## DATA ROWS
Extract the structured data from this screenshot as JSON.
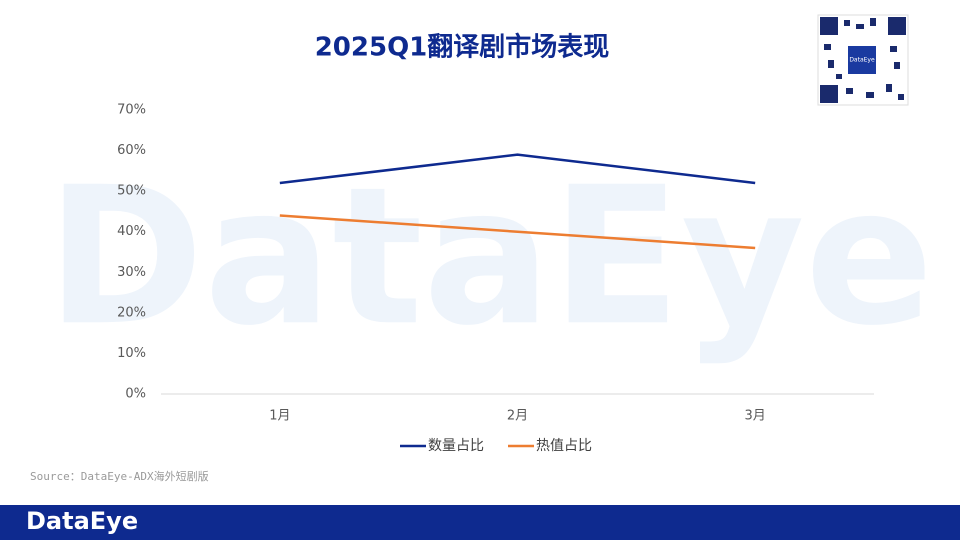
{
  "watermark": "DataEye",
  "qr_label": "DataEye",
  "source": "Source：DataEye-ADX海外短剧版",
  "footer_logo": "DataEye",
  "chart_data": {
    "type": "line",
    "title": "2025Q1翻译剧市场表现",
    "categories": [
      "1月",
      "2月",
      "3月"
    ],
    "series": [
      {
        "name": "数量占比",
        "color": "#0e2a8f",
        "values": [
          52,
          59,
          52
        ]
      },
      {
        "name": "热值占比",
        "color": "#ed7d31",
        "values": [
          44,
          40,
          36
        ]
      }
    ],
    "ylim": [
      0,
      70
    ],
    "yticks": [
      {
        "value": 0,
        "label": "0%"
      },
      {
        "value": 10,
        "label": "10%"
      },
      {
        "value": 20,
        "label": "20%"
      },
      {
        "value": 30,
        "label": "30%"
      },
      {
        "value": 40,
        "label": "40%"
      },
      {
        "value": 50,
        "label": "50%"
      },
      {
        "value": 60,
        "label": "60%"
      },
      {
        "value": 70,
        "label": "70%"
      }
    ],
    "legend": "bottom"
  }
}
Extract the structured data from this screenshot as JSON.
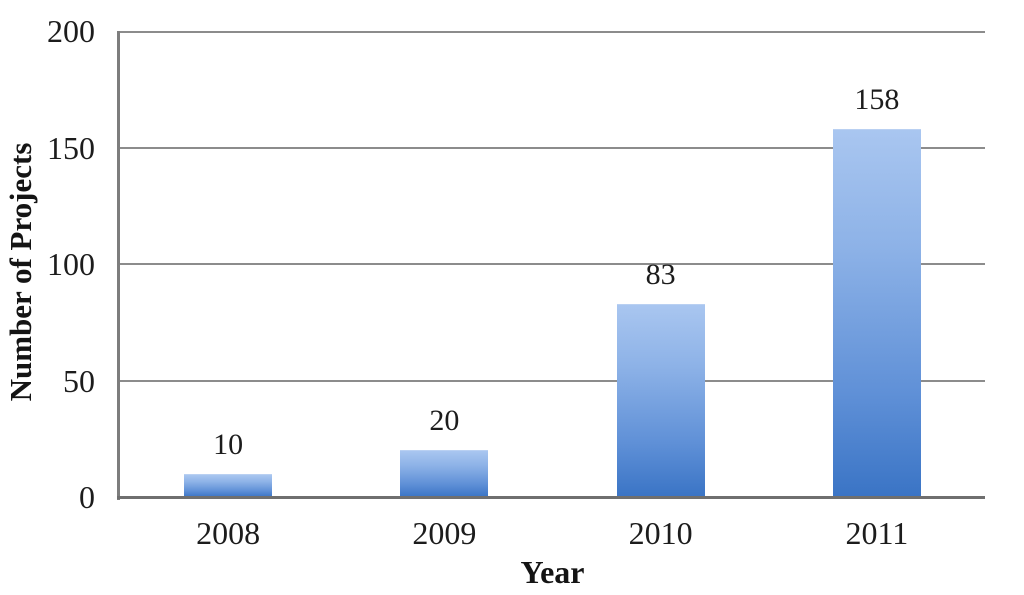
{
  "chart_data": {
    "type": "bar",
    "title": "",
    "categories": [
      "2008",
      "2009",
      "2010",
      "2011"
    ],
    "values": [
      10,
      20,
      83,
      158
    ],
    "data_labels": [
      "10",
      "20",
      "83",
      "158"
    ],
    "xlabel": "Year",
    "ylabel": "Number of Projects",
    "ylim": [
      0,
      200
    ],
    "yticks": [
      0,
      50,
      100,
      150,
      200
    ],
    "grid": true,
    "legend": "none",
    "colors": {
      "bar_gradient_top": "#a9c6f0",
      "bar_gradient_bottom": "#3a74c5",
      "gridline": "#8c8c8c",
      "axis_line": "#6f6f6f",
      "text": "#1c1c1c",
      "background": "#ffffff"
    }
  }
}
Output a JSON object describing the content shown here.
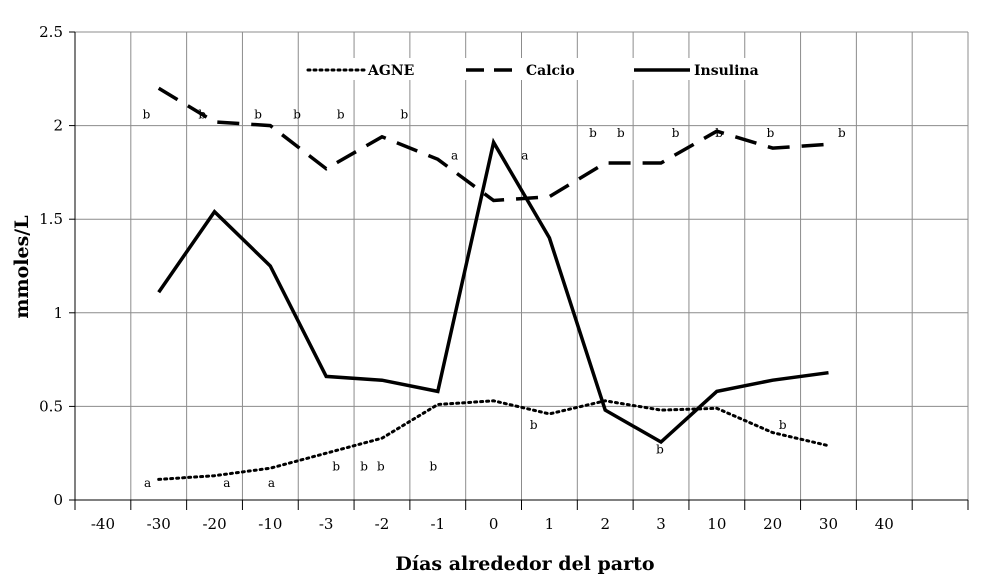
{
  "chart_data": {
    "type": "line",
    "title": "",
    "xlabel": "Días alrededor del parto",
    "ylabel": "mmoles/L",
    "ylim": [
      0,
      2.5
    ],
    "yticks": [
      "0",
      "0.5",
      "1",
      "1.5",
      "2",
      "2.5"
    ],
    "categories": [
      "-40",
      "-30",
      "-20",
      "-10",
      "-3",
      "-2",
      "-1",
      "0",
      "1",
      "2",
      "3",
      "10",
      "20",
      "30",
      "40"
    ],
    "grid": true,
    "legend_position": "top",
    "series": [
      {
        "name": "AGNE",
        "style": "dotted",
        "color": "#000000",
        "values": [
          null,
          0.11,
          0.13,
          0.17,
          0.25,
          0.33,
          0.51,
          0.53,
          0.46,
          0.53,
          0.48,
          0.49,
          0.36,
          0.29,
          null
        ]
      },
      {
        "name": "Calcio",
        "style": "dashed",
        "color": "#000000",
        "values": [
          null,
          2.2,
          2.02,
          2.0,
          1.77,
          1.94,
          1.82,
          1.6,
          1.62,
          1.8,
          1.8,
          1.97,
          1.88,
          1.9,
          null
        ]
      },
      {
        "name": "Insulina",
        "style": "solid",
        "color": "#000000",
        "values": [
          null,
          1.11,
          1.54,
          1.25,
          0.66,
          0.64,
          0.58,
          1.91,
          1.4,
          0.48,
          0.31,
          0.58,
          0.64,
          0.68,
          null
        ]
      }
    ],
    "annotations": [
      {
        "text": "b",
        "x": "-30",
        "dx": -0.22,
        "y": 2.06
      },
      {
        "text": "b",
        "x": "-20",
        "dx": -0.22,
        "y": 2.06
      },
      {
        "text": "b",
        "x": "-10",
        "dx": -0.22,
        "y": 2.06
      },
      {
        "text": "b",
        "x": "-3",
        "dx": -0.52,
        "y": 2.06
      },
      {
        "text": "b",
        "x": "-3",
        "dx": 0.26,
        "y": 2.06
      },
      {
        "text": "b",
        "x": "-2",
        "dx": 0.4,
        "y": 2.06
      },
      {
        "text": "a",
        "x": "-1",
        "dx": 0.3,
        "y": 1.84
      },
      {
        "text": "a",
        "x": "0",
        "dx": 0.56,
        "y": 1.84
      },
      {
        "text": "b",
        "x": "2",
        "dx": -0.22,
        "y": 1.96
      },
      {
        "text": "b",
        "x": "3",
        "dx": -0.72,
        "y": 1.96
      },
      {
        "text": "b",
        "x": "3",
        "dx": 0.26,
        "y": 1.96
      },
      {
        "text": "b",
        "x": "10",
        "dx": 0.04,
        "y": 1.96
      },
      {
        "text": "b",
        "x": "20",
        "dx": -0.04,
        "y": 1.96
      },
      {
        "text": "b",
        "x": "30",
        "dx": 0.24,
        "y": 1.96
      },
      {
        "text": "a",
        "x": "-30",
        "dx": -0.2,
        "y": 0.09
      },
      {
        "text": "a",
        "x": "-20",
        "dx": 0.22,
        "y": 0.09
      },
      {
        "text": "a",
        "x": "-10",
        "dx": 0.02,
        "y": 0.09
      },
      {
        "text": "b",
        "x": "-3",
        "dx": 0.18,
        "y": 0.18
      },
      {
        "text": "b",
        "x": "-2",
        "dx": -0.32,
        "y": 0.18
      },
      {
        "text": "b",
        "x": "-1",
        "dx": -1.02,
        "y": 0.18
      },
      {
        "text": "b",
        "x": "-1",
        "dx": -0.08,
        "y": 0.18
      },
      {
        "text": "b",
        "x": "1",
        "dx": -0.28,
        "y": 0.4
      },
      {
        "text": "b",
        "x": "3",
        "dx": -0.02,
        "y": 0.27
      },
      {
        "text": "b",
        "x": "20",
        "dx": 0.18,
        "y": 0.4
      }
    ]
  }
}
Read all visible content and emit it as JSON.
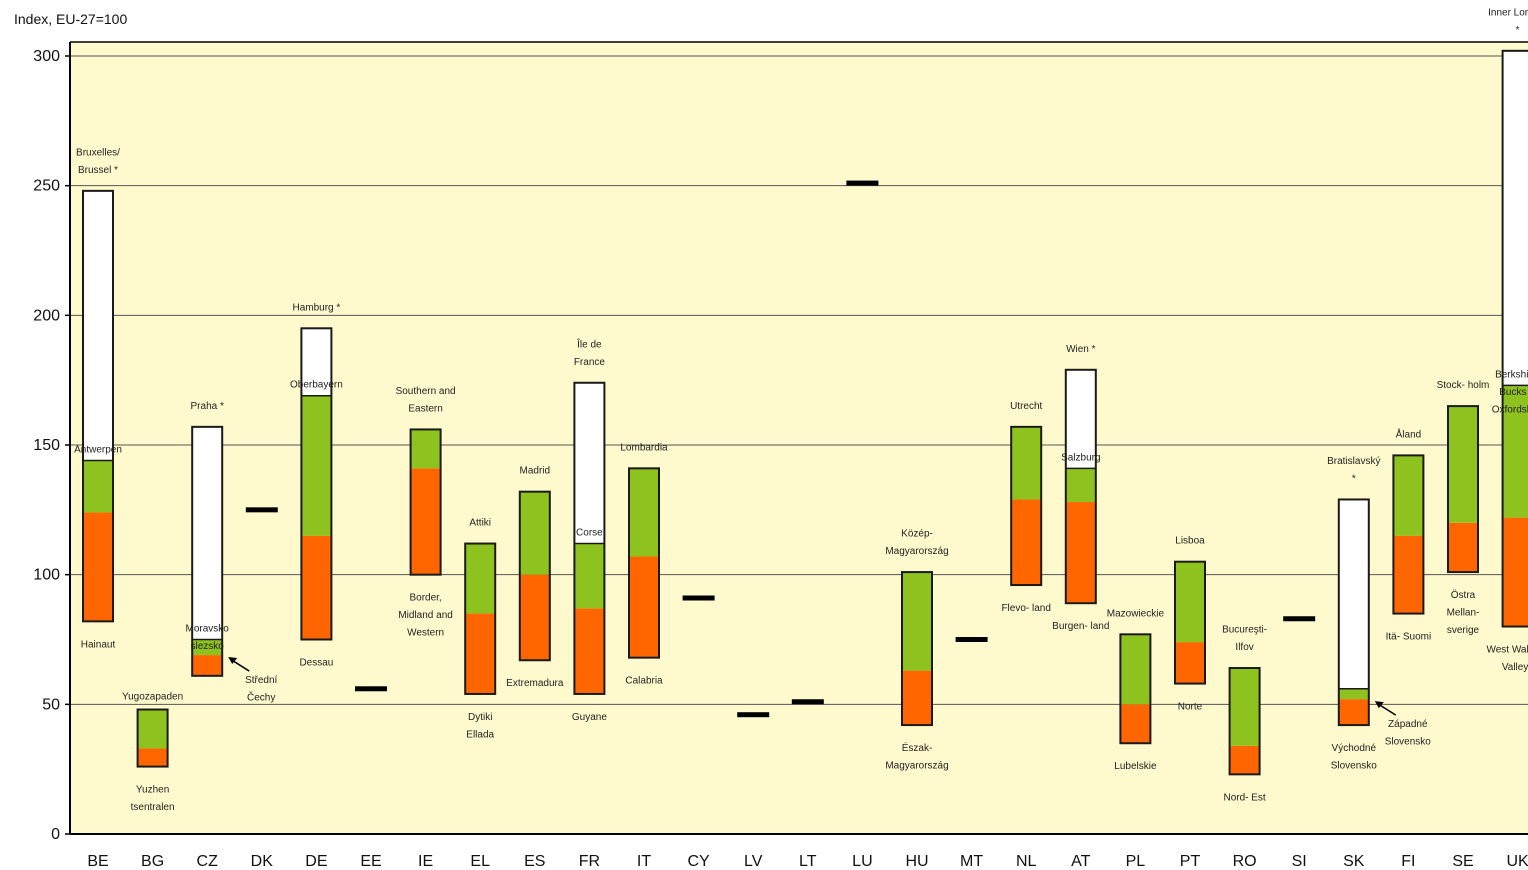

## TASK DETAILS
Print every entry exactly as written, without the pictures.

## ANSWER TO THE EXERCISE
Extract the structured data from this screenshot as JSON.
{
  "watermark": "DataEye",
  "qr_label": "DataEye",
  "source": "Source：DataEye-ADX海外短剧版",
  "footer_logo": "DataEye",
  "chart_data": {
    "type": "line",
    "title": "2025Q1翻译剧市场表现",
    "categories": [
      "1月",
      "2月",
      "3月"
    ],
    "series": [
      {
        "name": "数量占比",
        "color": "#0e2a8f",
        "values": [
          52,
          59,
          52
        ]
      },
      {
        "name": "热值占比",
        "color": "#ed7d31",
        "values": [
          44,
          40,
          36
        ]
      }
    ],
    "ylim": [
      0,
      70
    ],
    "yticks": [
      {
        "value": 0,
        "label": "0%"
      },
      {
        "value": 10,
        "label": "10%"
      },
      {
        "value": 20,
        "label": "20%"
      },
      {
        "value": 30,
        "label": "30%"
      },
      {
        "value": 40,
        "label": "40%"
      },
      {
        "value": 50,
        "label": "50%"
      },
      {
        "value": 60,
        "label": "60%"
      },
      {
        "value": 70,
        "label": "70%"
      }
    ],
    "legend": "bottom"
  }
}
Extract the structured data from this screenshot as JSON.
{
  "chart_data": {
    "type": "bar",
    "title": "",
    "categories": [
      "2008",
      "2009",
      "2010",
      "2011"
    ],
    "values": [
      10,
      20,
      83,
      158
    ],
    "data_labels": [
      "10",
      "20",
      "83",
      "158"
    ],
    "xlabel": "Year",
    "ylabel": "Number of Projects",
    "ylim": [
      0,
      200
    ],
    "yticks": [
      0,
      50,
      100,
      150,
      200
    ],
    "grid": true,
    "legend": "none",
    "colors": {
      "bar_gradient_top": "#a9c6f0",
      "bar_gradient_bottom": "#3a74c5",
      "gridline": "#8c8c8c",
      "axis_line": "#6f6f6f",
      "text": "#1c1c1c",
      "background": "#ffffff"
    }
  }
}
Output a JSON object describing the content shown here.
{
  "chart_data": {
    "type": "line",
    "title": "",
    "xlabel": "Días alrededor del parto",
    "ylabel": "mmoles/L",
    "ylim": [
      0,
      2.5
    ],
    "yticks": [
      "0",
      "0.5",
      "1",
      "1.5",
      "2",
      "2.5"
    ],
    "categories": [
      "-40",
      "-30",
      "-20",
      "-10",
      "-3",
      "-2",
      "-1",
      "0",
      "1",
      "2",
      "3",
      "10",
      "20",
      "30",
      "40"
    ],
    "grid": true,
    "legend_position": "top",
    "series": [
      {
        "name": "AGNE",
        "style": "dotted",
        "color": "#000000",
        "values": [
          null,
          0.11,
          0.13,
          0.17,
          0.25,
          0.33,
          0.51,
          0.53,
          0.46,
          0.53,
          0.48,
          0.49,
          0.36,
          0.29,
          null
        ]
      },
      {
        "name": "Calcio",
        "style": "dashed",
        "color": "#000000",
        "values": [
          null,
          2.2,
          2.02,
          2.0,
          1.77,
          1.94,
          1.82,
          1.6,
          1.62,
          1.8,
          1.8,
          1.97,
          1.88,
          1.9,
          null
        ]
      },
      {
        "name": "Insulina",
        "style": "solid",
        "color": "#000000",
        "values": [
          null,
          1.11,
          1.54,
          1.25,
          0.66,
          0.64,
          0.58,
          1.91,
          1.4,
          0.48,
          0.31,
          0.58,
          0.64,
          0.68,
          null
        ]
      }
    ],
    "annotations": [
      {
        "text": "b",
        "x": "-30",
        "dx": -0.22,
        "y": 2.06
      },
      {
        "text": "b",
        "x": "-20",
        "dx": -0.22,
        "y": 2.06
      },
      {
        "text": "b",
        "x": "-10",
        "dx": -0.22,
        "y": 2.06
      },
      {
        "text": "b",
        "x": "-3",
        "dx": -0.52,
        "y": 2.06
      },
      {
        "text": "b",
        "x": "-3",
        "dx": 0.26,
        "y": 2.06
      },
      {
        "text": "b",
        "x": "-2",
        "dx": 0.4,
        "y": 2.06
      },
      {
        "text": "a",
        "x": "-1",
        "dx": 0.3,
        "y": 1.84
      },
      {
        "text": "a",
        "x": "0",
        "dx": 0.56,
        "y": 1.84
      },
      {
        "text": "b",
        "x": "2",
        "dx": -0.22,
        "y": 1.96
      },
      {
        "text": "b",
        "x": "3",
        "dx": -0.72,
        "y": 1.96
      },
      {
        "text": "b",
        "x": "3",
        "dx": 0.26,
        "y": 1.96
      },
      {
        "text": "b",
        "x": "10",
        "dx": 0.04,
        "y": 1.96
      },
      {
        "text": "b",
        "x": "20",
        "dx": -0.04,
        "y": 1.96
      },
      {
        "text": "b",
        "x": "30",
        "dx": 0.24,
        "y": 1.96
      },
      {
        "text": "a",
        "x": "-30",
        "dx": -0.2,
        "y": 0.09
      },
      {
        "text": "a",
        "x": "-20",
        "dx": 0.22,
        "y": 0.09
      },
      {
        "text": "a",
        "x": "-10",
        "dx": 0.02,
        "y": 0.09
      },
      {
        "text": "b",
        "x": "-3",
        "dx": 0.18,
        "y": 0.18
      },
      {
        "text": "b",
        "x": "-2",
        "dx": -0.32,
        "y": 0.18
      },
      {
        "text": "b",
        "x": "-1",
        "dx": -1.02,
        "y": 0.18
      },
      {
        "text": "b",
        "x": "-1",
        "dx": -0.08,
        "y": 0.18
      },
      {
        "text": "b",
        "x": "1",
        "dx": -0.28,
        "y": 0.4
      },
      {
        "text": "b",
        "x": "3",
        "dx": -0.02,
        "y": 0.27
      },
      {
        "text": "b",
        "x": "20",
        "dx": 0.18,
        "y": 0.4
      }
    ]
  }
}
Read all visible content and emit it as JSON.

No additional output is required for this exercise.